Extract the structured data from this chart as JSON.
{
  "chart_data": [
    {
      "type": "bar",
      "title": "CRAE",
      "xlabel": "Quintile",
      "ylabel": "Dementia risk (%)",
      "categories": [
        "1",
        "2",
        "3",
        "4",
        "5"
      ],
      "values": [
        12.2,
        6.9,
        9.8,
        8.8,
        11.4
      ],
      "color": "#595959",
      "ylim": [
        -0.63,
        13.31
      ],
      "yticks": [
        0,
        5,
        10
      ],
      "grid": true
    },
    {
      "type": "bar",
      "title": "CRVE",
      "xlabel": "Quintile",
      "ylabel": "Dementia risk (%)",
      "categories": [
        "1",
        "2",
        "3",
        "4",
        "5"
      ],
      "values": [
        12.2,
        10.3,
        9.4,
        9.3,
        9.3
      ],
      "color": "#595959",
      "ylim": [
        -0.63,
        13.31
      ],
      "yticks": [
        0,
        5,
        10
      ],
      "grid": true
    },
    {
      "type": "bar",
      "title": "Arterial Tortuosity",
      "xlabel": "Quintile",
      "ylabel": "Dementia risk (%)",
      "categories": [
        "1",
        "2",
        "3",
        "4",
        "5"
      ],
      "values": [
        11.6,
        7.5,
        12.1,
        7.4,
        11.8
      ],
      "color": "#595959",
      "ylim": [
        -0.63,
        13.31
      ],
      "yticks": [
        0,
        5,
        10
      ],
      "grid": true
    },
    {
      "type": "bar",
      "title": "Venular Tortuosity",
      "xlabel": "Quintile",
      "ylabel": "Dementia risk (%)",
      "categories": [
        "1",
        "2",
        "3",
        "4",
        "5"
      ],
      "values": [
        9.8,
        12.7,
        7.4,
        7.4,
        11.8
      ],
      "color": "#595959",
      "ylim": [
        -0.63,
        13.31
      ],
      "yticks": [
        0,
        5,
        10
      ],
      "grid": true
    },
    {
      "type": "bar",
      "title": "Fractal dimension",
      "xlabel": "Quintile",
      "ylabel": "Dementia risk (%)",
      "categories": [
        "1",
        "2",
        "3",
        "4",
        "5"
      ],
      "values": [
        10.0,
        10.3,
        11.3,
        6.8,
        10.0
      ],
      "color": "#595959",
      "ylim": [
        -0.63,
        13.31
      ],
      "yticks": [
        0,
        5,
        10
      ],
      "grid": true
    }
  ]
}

Aim of the exercise:
Reproduce the data in its entirety, matching each character.

Exercise response:
Extract the structured data from this chart as JSON.
{
  "chart_data": [
    {
      "type": "bar",
      "title": "CRAE",
      "xlabel": "Quintile",
      "ylabel": "Dementia risk (%)",
      "categories": [
        "1",
        "2",
        "3",
        "4",
        "5"
      ],
      "values": [
        12.2,
        6.9,
        9.8,
        8.8,
        11.4
      ],
      "color": "#595959",
      "ylim": [
        -0.63,
        13.31
      ],
      "yticks": [
        0,
        5,
        10
      ],
      "grid": true
    },
    {
      "type": "bar",
      "title": "CRVE",
      "xlabel": "Quintile",
      "ylabel": "Dementia risk (%)",
      "categories": [
        "1",
        "2",
        "3",
        "4",
        "5"
      ],
      "values": [
        12.2,
        10.3,
        9.4,
        9.3,
        9.3
      ],
      "color": "#595959",
      "ylim": [
        -0.63,
        13.31
      ],
      "yticks": [
        0,
        5,
        10
      ],
      "grid": true
    },
    {
      "type": "bar",
      "title": "Arterial Tortuosity",
      "xlabel": "Quintile",
      "ylabel": "Dementia risk (%)",
      "categories": [
        "1",
        "2",
        "3",
        "4",
        "5"
      ],
      "values": [
        11.6,
        7.5,
        12.1,
        7.4,
        11.8
      ],
      "color": "#595959",
      "ylim": [
        -0.63,
        13.31
      ],
      "yticks": [
        0,
        5,
        10
      ],
      "grid": true
    },
    {
      "type": "bar",
      "title": "Venular Tortuosity",
      "xlabel": "Quintile",
      "ylabel": "Dementia risk (%)",
      "categories": [
        "1",
        "2",
        "3",
        "4",
        "5"
      ],
      "values": [
        9.8,
        12.7,
        7.4,
        7.4,
        11.8
      ],
      "color": "#595959",
      "ylim": [
        -0.63,
        13.31
      ],
      "yticks": [
        0,
        5,
        10
      ],
      "grid": true
    },
    {
      "type": "bar",
      "title": "Fractal dimension",
      "xlabel": "Quintile",
      "ylabel": "Dementia risk (%)",
      "categories": [
        "1",
        "2",
        "3",
        "4",
        "5"
      ],
      "values": [
        10.0,
        10.3,
        11.3,
        6.8,
        10.0
      ],
      "color": "#595959",
      "ylim": [
        -0.63,
        13.31
      ],
      "yticks": [
        0,
        5,
        10
      ],
      "grid": true
    }
  ]
}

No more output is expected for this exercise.